### Supplied material
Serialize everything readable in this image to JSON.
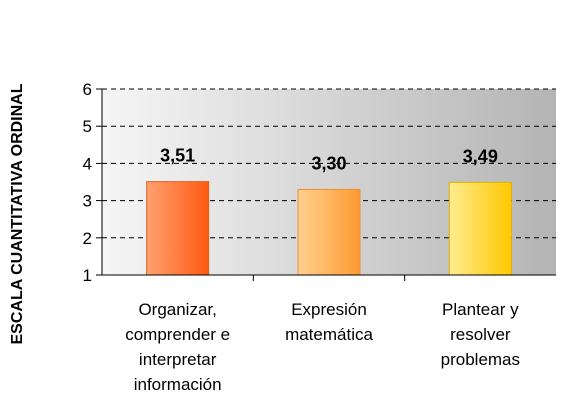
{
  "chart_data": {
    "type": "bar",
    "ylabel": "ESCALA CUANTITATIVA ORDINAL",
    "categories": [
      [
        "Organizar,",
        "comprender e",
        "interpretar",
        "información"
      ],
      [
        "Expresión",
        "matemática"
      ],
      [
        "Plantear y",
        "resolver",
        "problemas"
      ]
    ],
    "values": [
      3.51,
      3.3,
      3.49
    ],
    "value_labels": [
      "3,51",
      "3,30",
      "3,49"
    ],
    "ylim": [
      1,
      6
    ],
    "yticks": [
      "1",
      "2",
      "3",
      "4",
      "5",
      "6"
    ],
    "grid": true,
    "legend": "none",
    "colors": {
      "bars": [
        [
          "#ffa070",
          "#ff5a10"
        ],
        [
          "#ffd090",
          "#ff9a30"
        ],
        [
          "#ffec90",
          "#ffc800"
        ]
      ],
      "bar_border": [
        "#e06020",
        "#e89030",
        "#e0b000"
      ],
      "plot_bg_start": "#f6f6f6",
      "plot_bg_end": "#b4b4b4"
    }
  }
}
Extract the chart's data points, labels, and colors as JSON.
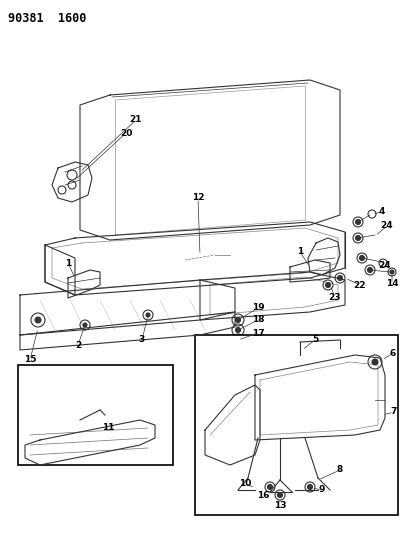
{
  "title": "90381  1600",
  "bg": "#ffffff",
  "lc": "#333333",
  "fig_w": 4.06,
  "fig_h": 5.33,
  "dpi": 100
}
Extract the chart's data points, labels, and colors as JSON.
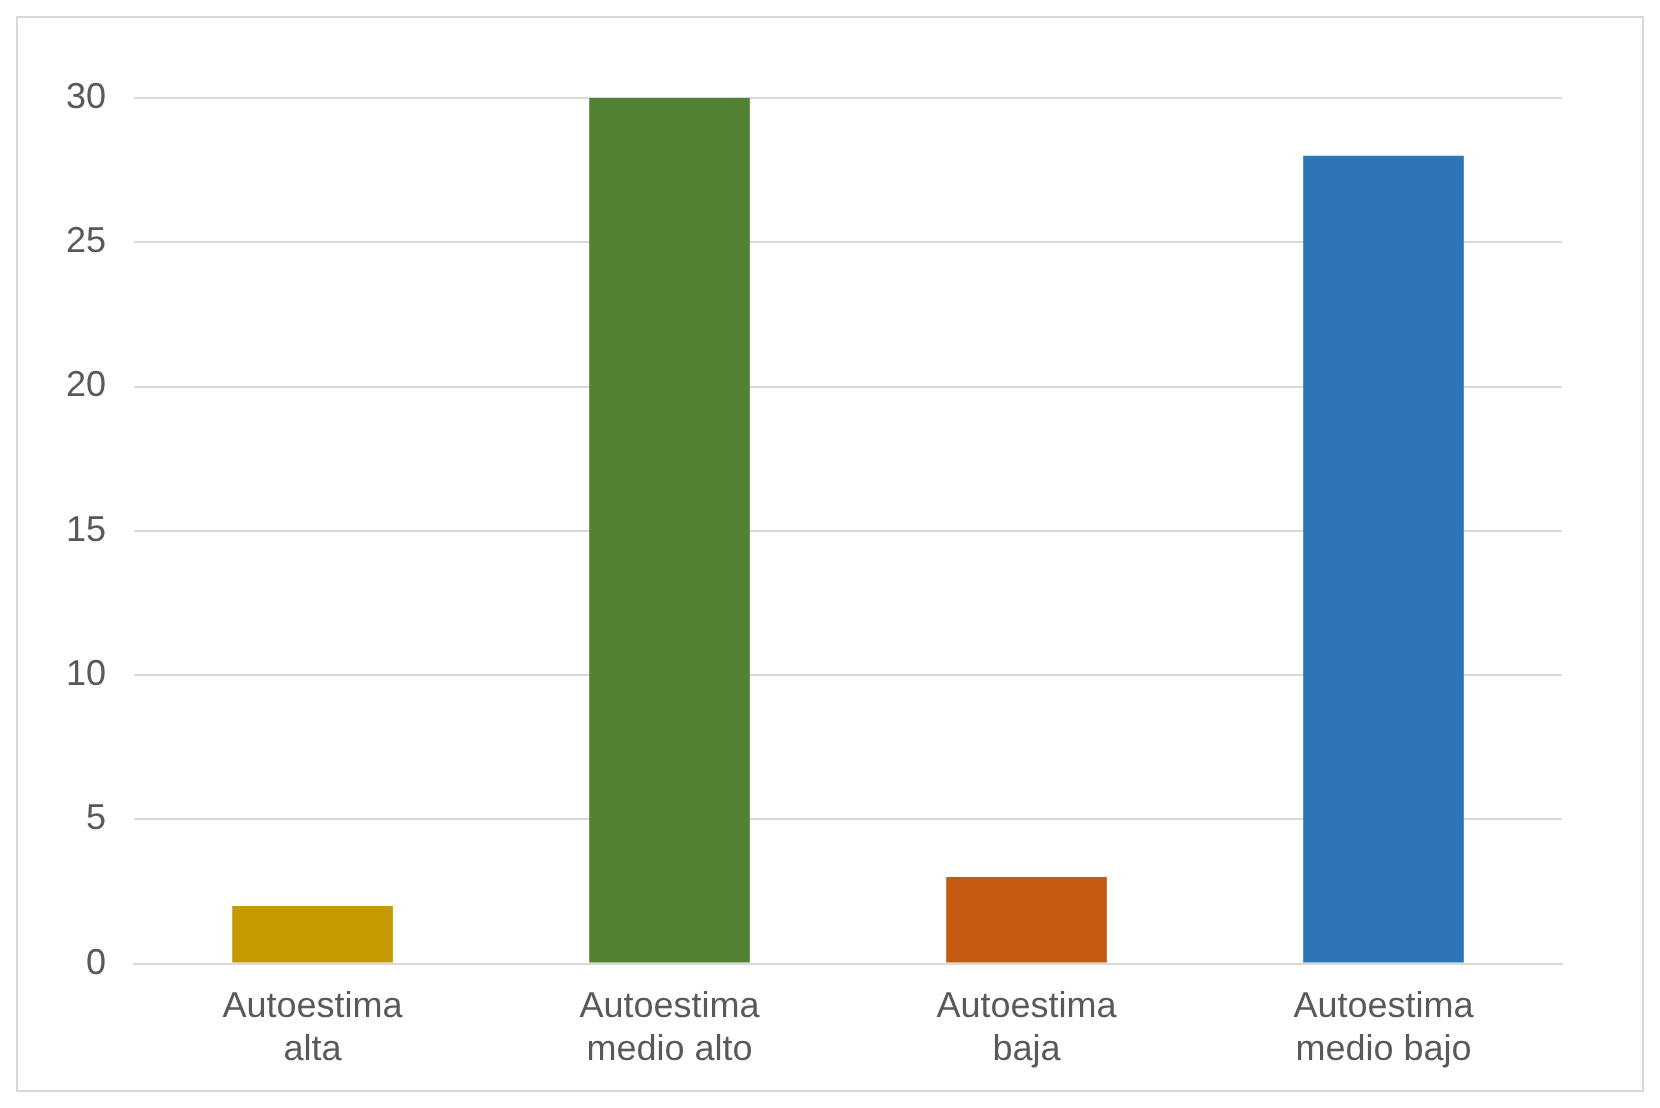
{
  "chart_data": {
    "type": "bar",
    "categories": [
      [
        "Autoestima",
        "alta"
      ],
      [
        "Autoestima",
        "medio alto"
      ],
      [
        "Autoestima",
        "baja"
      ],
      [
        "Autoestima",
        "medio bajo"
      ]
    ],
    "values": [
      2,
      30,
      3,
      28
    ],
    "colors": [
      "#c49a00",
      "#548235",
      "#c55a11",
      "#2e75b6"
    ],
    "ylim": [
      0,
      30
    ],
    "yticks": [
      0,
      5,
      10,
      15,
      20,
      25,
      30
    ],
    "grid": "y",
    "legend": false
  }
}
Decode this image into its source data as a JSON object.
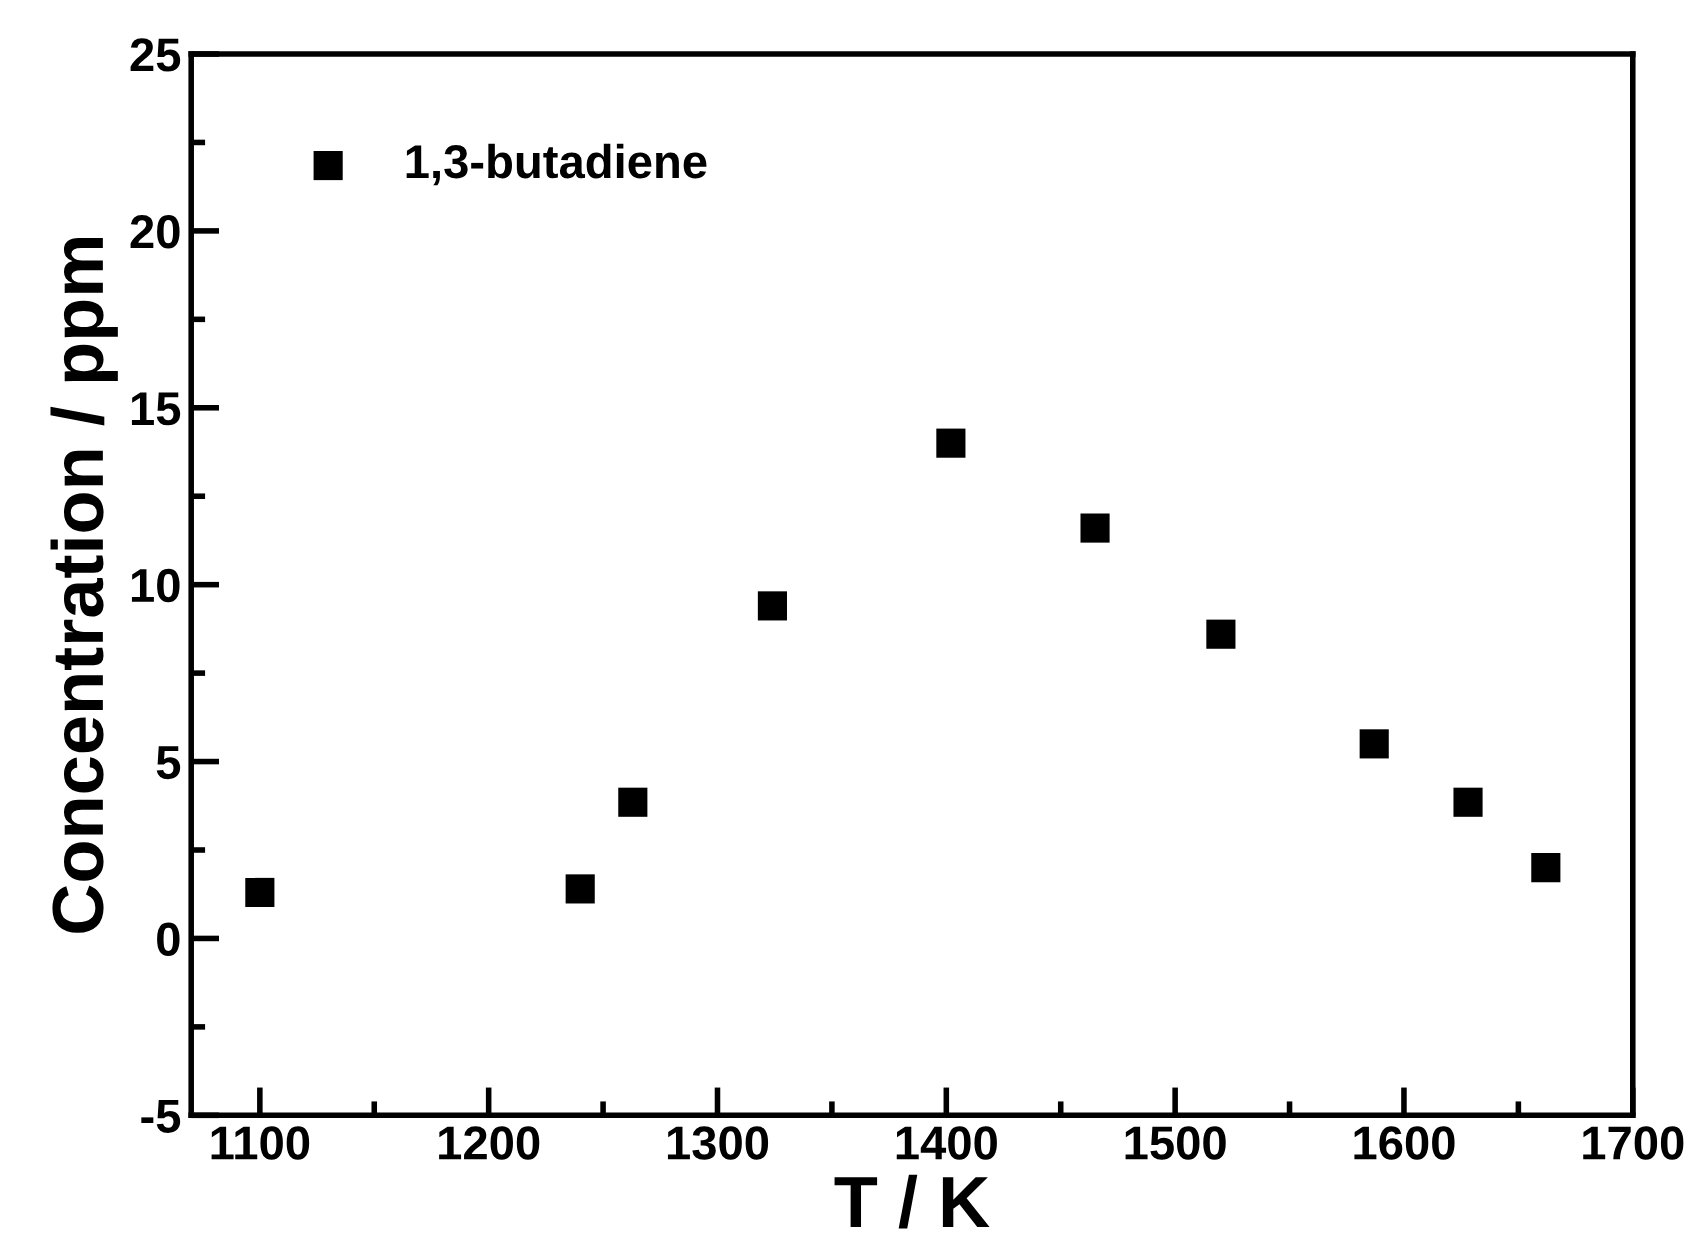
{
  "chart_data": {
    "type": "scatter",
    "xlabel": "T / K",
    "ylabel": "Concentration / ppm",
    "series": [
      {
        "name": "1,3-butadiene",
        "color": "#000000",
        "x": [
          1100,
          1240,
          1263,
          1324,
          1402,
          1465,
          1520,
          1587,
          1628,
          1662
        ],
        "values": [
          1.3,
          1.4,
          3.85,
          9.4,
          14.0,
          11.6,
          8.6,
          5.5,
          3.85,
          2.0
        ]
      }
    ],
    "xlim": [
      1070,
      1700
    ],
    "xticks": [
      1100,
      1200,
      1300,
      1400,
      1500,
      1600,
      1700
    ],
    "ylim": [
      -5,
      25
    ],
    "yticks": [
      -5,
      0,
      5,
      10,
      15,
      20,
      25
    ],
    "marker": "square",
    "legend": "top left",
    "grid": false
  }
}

### Work to complete
Every entry should be returned exactly as written, minus the pictures.

### Written answer
Serialize everything readable in this image to JSON.
{
  "chart_data": {
    "type": "bar",
    "ylabel": "ESCALA CUANTITATIVA ORDINAL",
    "categories": [
      [
        "Organizar,",
        "comprender e",
        "interpretar",
        "información"
      ],
      [
        "Expresión",
        "matemática"
      ],
      [
        "Plantear y",
        "resolver",
        "problemas"
      ]
    ],
    "values": [
      3.51,
      3.3,
      3.49
    ],
    "value_labels": [
      "3,51",
      "3,30",
      "3,49"
    ],
    "ylim": [
      1,
      6
    ],
    "yticks": [
      "1",
      "2",
      "3",
      "4",
      "5",
      "6"
    ],
    "grid": true,
    "legend": "none",
    "colors": {
      "bars": [
        [
          "#ffa070",
          "#ff5a10"
        ],
        [
          "#ffd090",
          "#ff9a30"
        ],
        [
          "#ffec90",
          "#ffc800"
        ]
      ],
      "bar_border": [
        "#e06020",
        "#e89030",
        "#e0b000"
      ],
      "plot_bg_start": "#f6f6f6",
      "plot_bg_end": "#b4b4b4"
    }
  }
}
Extract the chart's data points, labels, and colors as JSON.
{
  "title": "90381  1600",
  "bg": "#ffffff",
  "lc": "#333333",
  "fig_w": 4.06,
  "fig_h": 5.33,
  "dpi": 100
}
Extract the chart's data points, labels, and colors as JSON.
{
  "chart_data": {
    "type": "bar",
    "categories": [
      [
        "Autoestima",
        "alta"
      ],
      [
        "Autoestima",
        "medio alto"
      ],
      [
        "Autoestima",
        "baja"
      ],
      [
        "Autoestima",
        "medio bajo"
      ]
    ],
    "values": [
      2,
      30,
      3,
      28
    ],
    "colors": [
      "#c49a00",
      "#548235",
      "#c55a11",
      "#2e75b6"
    ],
    "ylim": [
      0,
      30
    ],
    "yticks": [
      0,
      5,
      10,
      15,
      20,
      25,
      30
    ],
    "grid": "y",
    "legend": false
  }
}
Decode this image into its source data as a JSON object.
{
  "chart_data": {
    "type": "scatter",
    "xlabel": "T / K",
    "ylabel": "Concentration / ppm",
    "series": [
      {
        "name": "1,3-butadiene",
        "color": "#000000",
        "x": [
          1100,
          1240,
          1263,
          1324,
          1402,
          1465,
          1520,
          1587,
          1628,
          1662
        ],
        "values": [
          1.3,
          1.4,
          3.85,
          9.4,
          14.0,
          11.6,
          8.6,
          5.5,
          3.85,
          2.0
        ]
      }
    ],
    "xlim": [
      1070,
      1700
    ],
    "xticks": [
      1100,
      1200,
      1300,
      1400,
      1500,
      1600,
      1700
    ],
    "ylim": [
      -5,
      25
    ],
    "yticks": [
      -5,
      0,
      5,
      10,
      15,
      20,
      25
    ],
    "marker": "square",
    "legend": "top left",
    "grid": false
  }
}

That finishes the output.